■ **Required task 1**
Reproduce everything in the blog post on NASA's COTS budget from "I'm hearing now" down to "address as *@transterrestrial.com.".
■ **Required task 2**
Transcribe everything in the rows from the line containing "- y-tick-label: 50 000 €: [50, 469, 120, 489]" down to the line containing "- legend-swatch-2014: [1486, 316, 1499, 329]", including both of those lines.

■ **Text passage**
**********

Posted by Rand Simberg at 08:47 AM
Fool Me Once

...shame on you. Fool me twice, shame on me.

COTS doesn't seem to be a very high NASA priority.

Sources close to the companies have told Flight International that the NASA budget proposal for fiscal year 2007 has a major reduction for COTS, which could make the project’s targets unobtainable.

I'm shocked, shocked!

A commenter over at Clark Lindsey's place nails it, I think:

It seems that the decision-makers in charge of recent NASA budget choices view its priorities in something roughly like the following order: continuing the Space Shuttle, completing the ISS, NASA-designed and operated CEV and CLV, NASA-designed and operated human moon transportation systems to go with CEV/CLV, using the ISS, very large lunar robotic missions, non-lunar (and small lunar) robotic space exploration probes and technologies, Earth observation satellites, aeronautics, Centennial Challenges, and COTS. My guess is that the actual interests and needs of the nation as a whole (the general public, the commercial space industry, other government agencies like DOD and NOAA, academia, science organizations, etc) are roughly the reverse of these priorities.

I'm sure that Mark Whittington will chime in with his foolish mantra any minute, about us being "unwilling to take 'yes' for an answer."

[Sunday evening update]

I see that Mark is indulging himself in his favorite solo sport again--setting up and kicking down strawmen. Which is why no one I know takes him very seriously.

[Update at 10 PM EDT]

Clark Lindsey has more details on the proposed budget cuts.

[Monday afternoon update]

I'm hearing now that the Flight International got it wrong, and that no cuts are being contemplated, or at least not requested.

Posted by Rand Simberg at 05:47 AM
Email Flood

Some cretin has set up a spam system to send emails to a vast number of people with the return address as *@transterrestrial.com.

**********

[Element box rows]
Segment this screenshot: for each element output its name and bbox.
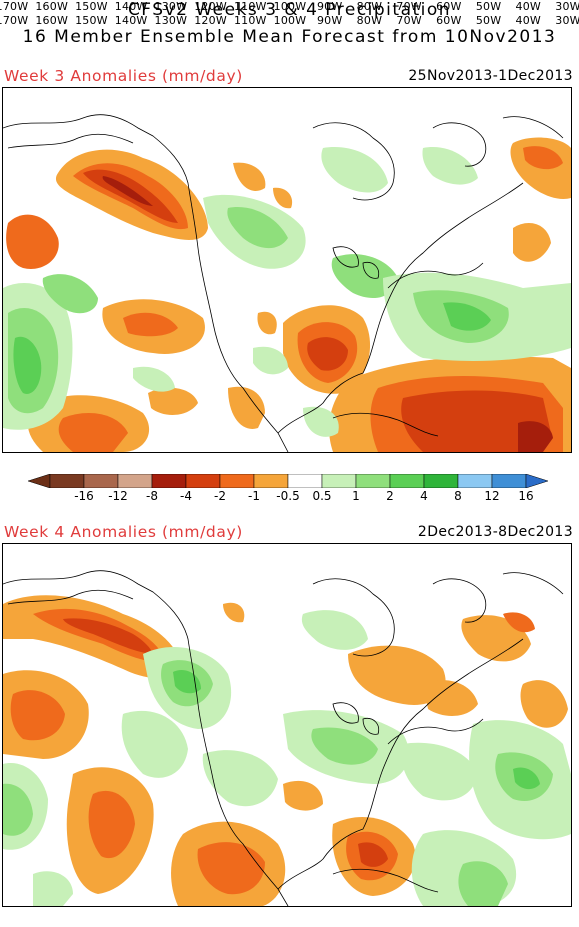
week4-anomalies-label: Week 4 Anomalies (mm/day) <box>4 523 243 541</box>
colorbar-cell <box>389 474 425 488</box>
colorbar-label: -2 <box>214 489 226 503</box>
longitude-label: 140W <box>114 14 148 27</box>
colorbar-high-end <box>525 474 548 488</box>
longitude-label: 130W <box>154 14 188 27</box>
colorbar-cell <box>117 474 153 488</box>
longitude-label: 170W <box>0 14 29 27</box>
colorbar-cell <box>253 474 289 488</box>
longitude-label: 120W <box>194 0 227 13</box>
longitude-label: 150W <box>75 14 108 27</box>
colorbar-label: 0.5 <box>312 489 332 503</box>
longitude-label: 130W <box>154 0 188 13</box>
colorbar-cell <box>83 474 119 488</box>
longitude-label: 70W <box>396 14 422 27</box>
colorbar-cell <box>287 474 323 488</box>
week4-map-panel <box>2 543 572 907</box>
week3-date-range: 25Nov2013-1Dec2013 <box>408 68 573 84</box>
longitude-label: 30W <box>555 14 579 27</box>
colorbar-label: -4 <box>180 489 192 503</box>
colorbar-label: 4 <box>420 489 428 503</box>
week4-wet-anomalies <box>3 610 571 906</box>
title-line-2: 16 Member Ensemble Mean Forecast from 10… <box>22 27 557 47</box>
longitude-label: 100W <box>273 14 307 27</box>
longitude-label: 90W <box>316 0 343 13</box>
longitude-label: 80W <box>356 0 383 13</box>
colorbar-cell <box>49 474 85 488</box>
colorbar-label: 2 <box>386 489 394 503</box>
colorbar-cell <box>219 474 255 488</box>
longitude-label: 70W <box>396 0 422 13</box>
colorbar-label: 1 <box>352 489 360 503</box>
longitude-label: 170W <box>0 0 29 13</box>
longitude-label: 80W <box>356 14 383 27</box>
colorbar-label: -8 <box>146 489 158 503</box>
longitude-label: 110W <box>233 0 267 13</box>
colorbar-cell <box>151 474 187 488</box>
colorbar-cell <box>457 474 493 488</box>
longitude-label: 60W <box>436 0 462 13</box>
colorbar-label: -16 <box>74 489 94 503</box>
longitude-label: 90W <box>316 14 343 27</box>
longitude-label: 120W <box>194 14 227 27</box>
week4-dry-anomalies <box>3 595 568 906</box>
longitude-label: 150W <box>75 0 108 13</box>
longitude-label: 160W <box>35 14 69 27</box>
longitude-label: 50W <box>475 0 502 13</box>
longitude-label: 30W <box>555 0 579 13</box>
colorbar-cell <box>185 474 221 488</box>
week3-anomaly-map <box>3 114 571 452</box>
colorbar-label: 12 <box>484 489 500 503</box>
week3-coastlines <box>3 114 564 452</box>
colorbar-label: 8 <box>454 489 462 503</box>
colorbar-cell <box>355 474 391 488</box>
week3-map-panel <box>2 87 572 453</box>
colorbar-cell <box>423 474 459 488</box>
week4-longitude-axis: 170W 160W 150W 140W 130W 120W 110W 100W 90W 80W 70… <box>0 14 579 28</box>
colorbar-label: -0.5 <box>276 489 300 503</box>
colorbar-label: -12 <box>108 489 128 503</box>
longitude-label: 40W <box>515 14 542 27</box>
title-line-1: CFSv2 Weeks 3 & 4 Precipitation <box>127 0 452 20</box>
colorbar-cell <box>321 474 357 488</box>
precipitation-colorbar <box>28 474 548 488</box>
colorbar-label: 16 <box>518 489 534 503</box>
week4-coastlines <box>3 570 564 906</box>
colorbar-low-end <box>28 474 51 488</box>
colorbar-cell <box>491 474 527 488</box>
week3-dry-anomalies <box>6 137 571 452</box>
week4-date-range: 2Dec2013-8Dec2013 <box>417 524 573 540</box>
longitude-label: 40W <box>515 0 542 13</box>
longitude-label: 100W <box>273 0 307 13</box>
longitude-label: 160W <box>35 0 69 13</box>
week3-longitude-axis: 170W 160W 150W 140W 130W 120W 110W 100W 90W 80W 70… <box>0 0 579 14</box>
longitude-label: 140W <box>114 0 148 13</box>
longitude-label: 50W <box>475 14 502 27</box>
week3-anomalies-label: Week 3 Anomalies (mm/day) <box>4 67 243 85</box>
longitude-label: 110W <box>233 14 267 27</box>
longitude-label: 60W <box>436 14 462 27</box>
week3-wet-anomalies <box>3 147 571 437</box>
colorbar-label: -1 <box>248 489 260 503</box>
week4-anomaly-map <box>3 570 571 906</box>
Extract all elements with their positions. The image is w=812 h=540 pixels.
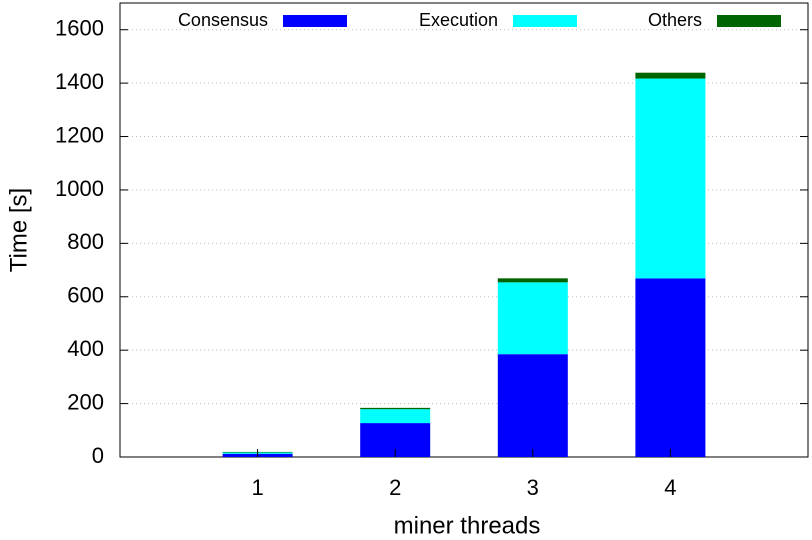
y-tick-label: 1600 xyxy=(55,16,104,41)
bar-segment xyxy=(360,409,431,424)
x-tick-label: 2 xyxy=(389,475,401,500)
bar-segment xyxy=(497,282,568,355)
legend-swatch xyxy=(513,15,577,27)
y-tick-label: 600 xyxy=(67,283,104,308)
bar-segment xyxy=(360,407,431,410)
legend-label: Consensus xyxy=(178,10,268,30)
y-tick-label: 1400 xyxy=(55,69,104,94)
y-tick-label: 1200 xyxy=(55,122,104,147)
bar-segment xyxy=(635,72,706,79)
legend-label: Others xyxy=(648,10,702,30)
x-axis-label: miner threads xyxy=(394,512,541,539)
bar-segment xyxy=(635,278,706,457)
y-tick-label: 0 xyxy=(92,443,104,468)
legend-label: Execution xyxy=(419,10,498,30)
plot-frame xyxy=(119,2,809,458)
y-tick-label: 200 xyxy=(67,389,104,414)
bar-segment xyxy=(635,78,706,279)
y-tick-label: 1000 xyxy=(55,176,104,201)
legend-swatch xyxy=(283,15,347,27)
y-tick-label: 400 xyxy=(67,336,104,361)
x-tick-label: 4 xyxy=(664,475,676,500)
x-tick-label: 1 xyxy=(251,475,263,500)
bar-segment xyxy=(497,278,568,283)
y-tick-label: 800 xyxy=(67,229,104,254)
y-axis-label: Time [s] xyxy=(5,188,32,272)
bar-segment xyxy=(497,354,568,457)
x-tick-label: 3 xyxy=(527,475,539,500)
legend-swatch xyxy=(717,15,781,27)
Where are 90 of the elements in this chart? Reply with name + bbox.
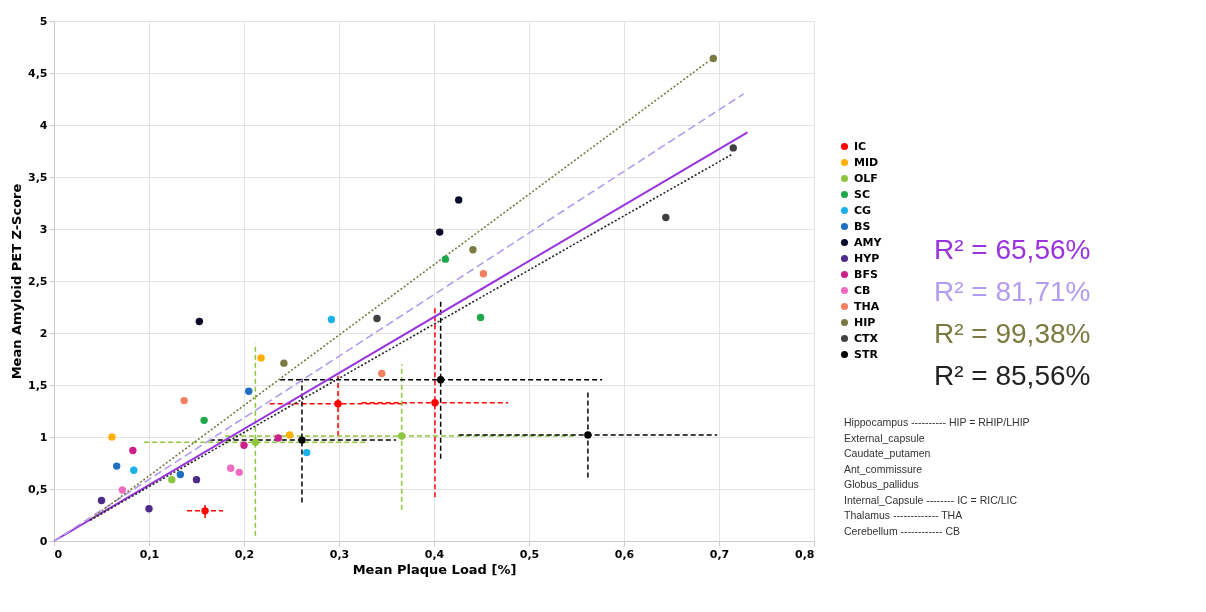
legend-label: MID bbox=[854, 155, 879, 169]
point bbox=[454, 196, 463, 204]
point bbox=[257, 354, 265, 362]
legend-label: STR bbox=[854, 347, 879, 361]
y-tick-label: 2,5 bbox=[28, 274, 48, 288]
y-tick-label: 0,5 bbox=[28, 482, 48, 496]
point bbox=[251, 438, 260, 446]
legend-label: CG bbox=[854, 203, 872, 217]
point bbox=[130, 466, 138, 474]
x-tick-label: 0,2 bbox=[234, 547, 255, 561]
x-tick-label: 0,7 bbox=[709, 547, 730, 561]
point bbox=[195, 317, 204, 326]
point bbox=[245, 387, 253, 395]
y-tick-label: 1,5 bbox=[28, 378, 48, 392]
legend-label: OLF bbox=[854, 171, 878, 185]
point bbox=[145, 505, 153, 513]
legend-label: HIP bbox=[854, 315, 876, 329]
point bbox=[334, 400, 342, 408]
text: Internal_Capsule -------- IC = RIC/LIC bbox=[844, 493, 1018, 506]
y-tick-label: 4 bbox=[39, 118, 48, 132]
point bbox=[431, 398, 439, 407]
text: R² = 85,56% bbox=[934, 360, 1091, 391]
point bbox=[378, 369, 386, 378]
x-tick-label: 0,8 bbox=[795, 547, 815, 561]
legend-label: SC bbox=[854, 187, 870, 201]
text: R² = 65,56% bbox=[934, 234, 1091, 265]
text: Cerebellum ------------ CB bbox=[844, 524, 961, 537]
point bbox=[479, 270, 488, 278]
x-tick-label: 0 bbox=[54, 547, 63, 561]
point bbox=[298, 436, 306, 444]
point bbox=[584, 431, 592, 439]
x-tick-label: 0,1 bbox=[139, 547, 160, 561]
point bbox=[373, 314, 381, 323]
point bbox=[176, 470, 185, 479]
point bbox=[729, 144, 737, 152]
y-tick-label: 3,5 bbox=[28, 170, 48, 184]
x-axis-title: Mean Plaque Load [%] bbox=[352, 561, 517, 577]
text: R² = 99,38% bbox=[934, 318, 1091, 349]
y-tick-label: 4,5 bbox=[28, 66, 48, 80]
point bbox=[168, 475, 176, 484]
legend-label: CTX bbox=[854, 331, 879, 345]
y-tick-label: 2 bbox=[39, 326, 48, 340]
point bbox=[285, 431, 294, 439]
x-tick-label: 0,3 bbox=[329, 547, 350, 561]
point bbox=[436, 376, 445, 384]
point bbox=[302, 448, 311, 457]
point bbox=[112, 462, 121, 470]
text: Thalamus ------------- THA bbox=[844, 509, 963, 521]
point bbox=[280, 359, 288, 367]
x-tick-label: 0,4 bbox=[424, 547, 445, 561]
legend-label: AMY bbox=[854, 235, 883, 249]
text: Ant_commissure bbox=[844, 462, 923, 475]
point bbox=[180, 396, 188, 405]
point bbox=[476, 313, 485, 322]
text: Caudate_putamen bbox=[844, 447, 931, 459]
text: Globus_pallidus bbox=[844, 478, 919, 490]
text: Hippocampus ---------- HIP = RHIP/LHIP bbox=[844, 416, 1030, 428]
legend-label: HYP bbox=[854, 251, 880, 265]
y-tick-label: 3 bbox=[39, 222, 48, 236]
y-tick-label: 5 bbox=[39, 14, 48, 28]
point bbox=[200, 416, 208, 425]
point bbox=[397, 432, 406, 440]
point bbox=[235, 468, 243, 477]
point bbox=[192, 475, 201, 484]
text: External_capsule bbox=[844, 431, 925, 444]
point bbox=[226, 464, 235, 472]
legend-label: CB bbox=[854, 283, 871, 297]
legend-label: THA bbox=[854, 299, 880, 313]
legend-label: IC bbox=[854, 139, 867, 153]
point bbox=[108, 433, 116, 441]
point bbox=[441, 255, 450, 263]
point bbox=[327, 315, 336, 324]
y-tick-label: 0 bbox=[39, 534, 48, 548]
y-tick-label: 1 bbox=[39, 430, 48, 444]
text: R² = 81,71% bbox=[934, 276, 1091, 307]
point bbox=[129, 446, 137, 455]
y-axis-title: Mean Amyloid PET Z-Score bbox=[9, 183, 25, 380]
point bbox=[435, 228, 444, 236]
x-tick-label: 0,5 bbox=[519, 547, 540, 561]
point bbox=[240, 441, 248, 450]
point bbox=[118, 486, 127, 494]
x-tick-label: 0,6 bbox=[614, 547, 635, 561]
point bbox=[662, 213, 670, 222]
point bbox=[97, 496, 106, 505]
point bbox=[201, 507, 209, 515]
point bbox=[274, 434, 282, 442]
point bbox=[709, 54, 718, 63]
legend-label: BFS bbox=[854, 267, 878, 281]
legend-label: BS bbox=[854, 219, 871, 233]
point bbox=[469, 246, 477, 254]
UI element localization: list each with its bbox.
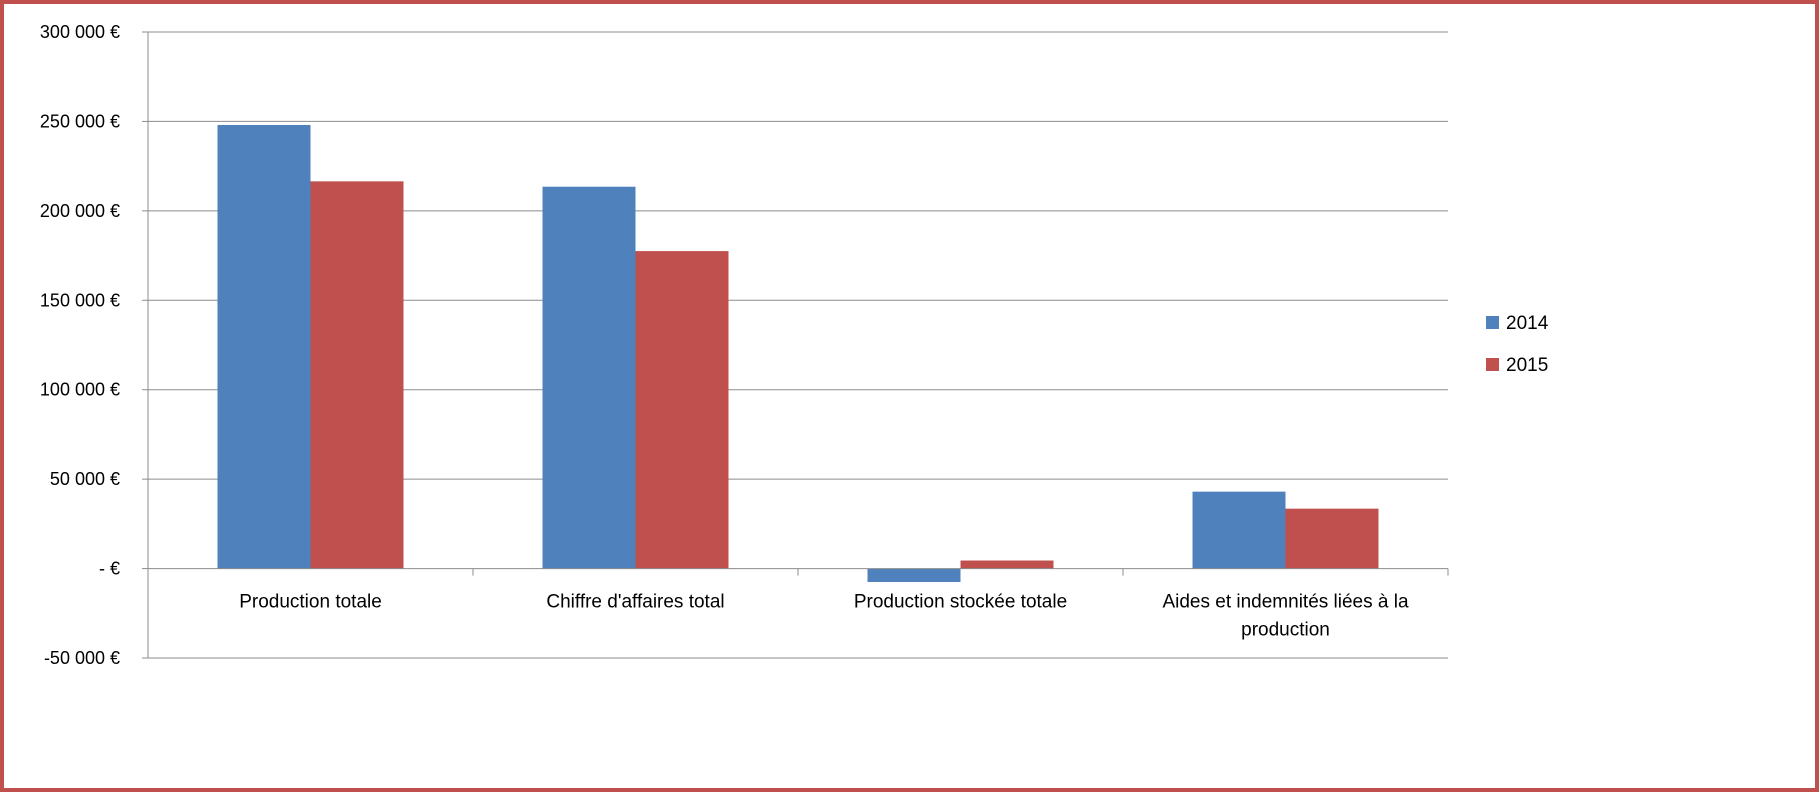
- y-tick-label: 50 000 €: [50, 469, 120, 489]
- bar-2015: [1285, 508, 1379, 569]
- y-tick-label: -50 000 €: [44, 648, 120, 668]
- x-category-label: Production stockée totale: [854, 592, 1067, 613]
- x-category-label: Chiffre d'affaires total: [546, 592, 724, 613]
- legend-swatch-2015: [1486, 358, 1499, 371]
- y-tick-label: 250 000 €: [40, 111, 120, 131]
- bar-2015: [310, 181, 404, 569]
- bar-2014: [217, 125, 311, 569]
- axes: [142, 31, 1449, 659]
- bars: [217, 125, 1379, 582]
- bar-2015: [960, 560, 1054, 569]
- y-tick-label: 150 000 €: [40, 290, 120, 310]
- x-category-label: Aides et indemnités liées à la: [1162, 592, 1409, 613]
- x-category-label: production: [1241, 620, 1330, 641]
- legend-label-2015: 2015: [1506, 355, 1548, 376]
- bar-2014: [867, 568, 961, 582]
- y-tick-label: 300 000 €: [40, 22, 120, 42]
- legend: 2014 2015: [1486, 313, 1549, 376]
- x-axis-category-labels: Production totale Chiffre d'affaires tota…: [239, 592, 1409, 641]
- bar-2014: [542, 186, 636, 569]
- y-axis-tick-labels: -50 000 € - € 50 000 € 100 000 € 150 000 € 20…: [40, 22, 120, 668]
- y-tick-label: 100 000 €: [40, 380, 120, 400]
- bar-2014: [1192, 491, 1286, 569]
- bar-2015: [635, 251, 729, 569]
- legend-label-2014: 2014: [1506, 313, 1549, 334]
- y-tick-label: 200 000 €: [40, 201, 120, 221]
- y-tick-label: - €: [99, 559, 120, 579]
- legend-swatch-2014: [1486, 316, 1499, 329]
- x-category-label: Production totale: [239, 592, 382, 613]
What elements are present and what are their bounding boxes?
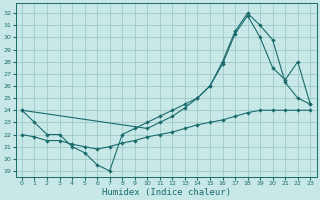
X-axis label: Humidex (Indice chaleur): Humidex (Indice chaleur)	[101, 188, 231, 197]
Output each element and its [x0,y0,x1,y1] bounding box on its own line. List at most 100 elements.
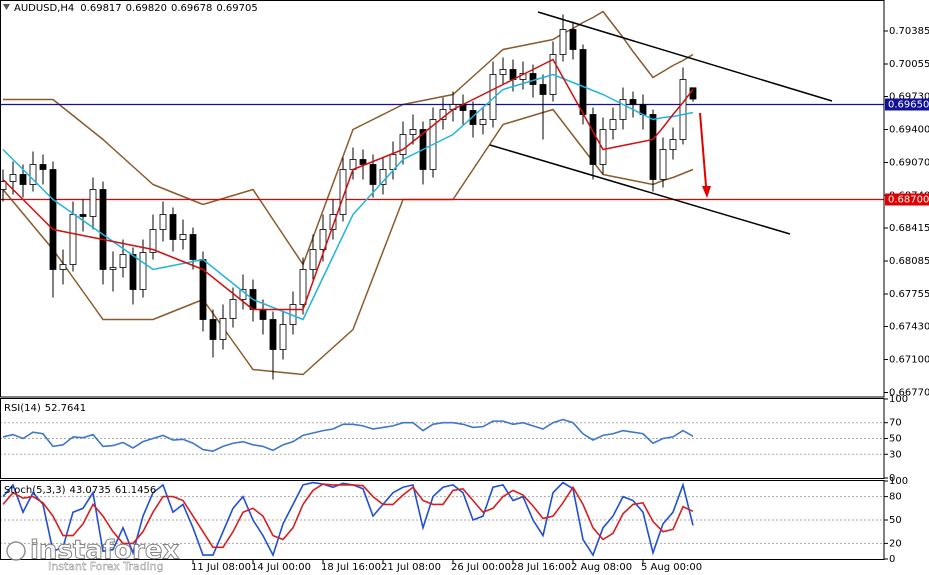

**********

■ **Final answer 1**
I'm hearing now that the Flight International got it wrong, and that no cuts are being contemplated, or at least not requested.

Posted by Rand Simberg at 05:47 AM
Email Flood

Some cretin has set up a spam system to send emails to a vast number of people with the return address as *@transterrestrial.com.

■ **Final answer 2**
- y-tick-label: 50 000 €: [50, 469, 120, 489]
- bar-2015: [1285, 508, 1379, 569]
- y-tick-label: -50 000 €: [44, 648, 120, 668]
- x-category-label: Production stockée totale: [854, 592, 1067, 613]
- x-category-label: Chiffre d'affaires total: [546, 592, 724, 613]
- legend-swatch-2015: [1486, 358, 1499, 371]
- y-tick-label: 250 000 €: [40, 111, 120, 131]
- bar-2015: [310, 181, 404, 569]
- bar-2014: [217, 125, 311, 569]
- axes: [142, 31, 1449, 659]
- bars: [217, 125, 1379, 582]
- bar-2015: [960, 560, 1054, 569]
- y-tick-label: 150 000 €: [40, 290, 120, 310]
- x-category-label: Aides et indemnités liées à la: [1162, 592, 1409, 613]
- x-category-label: production: [1241, 620, 1330, 641]
- legend-label-2015: 2015: [1506, 355, 1548, 376]
- bar-2014: [867, 568, 961, 582]
- y-tick-label: 300 000 €: [40, 22, 120, 42]
- legend: 2014 2015: [1486, 313, 1549, 376]
- x-axis-category-labels: Production totale Chiffre d'affaires tota…: [239, 592, 1409, 641]
- bar-2014: [542, 186, 636, 569]
- y-axis-tick-labels: -50 000 € - € 50 000 € 100 000 € 150 000 € 20…: [40, 22, 120, 668]
- y-tick-label: 100 000 €: [40, 380, 120, 400]
- bar-2014: [1192, 491, 1286, 569]
- bar-2015: [635, 251, 729, 569]
- legend-label-2014: 2014: [1506, 313, 1549, 334]
- y-tick-label: 200 000 €: [40, 201, 120, 221]
- y-tick-label: - €: [99, 559, 120, 579]
- legend-swatch-2014: [1486, 316, 1499, 329]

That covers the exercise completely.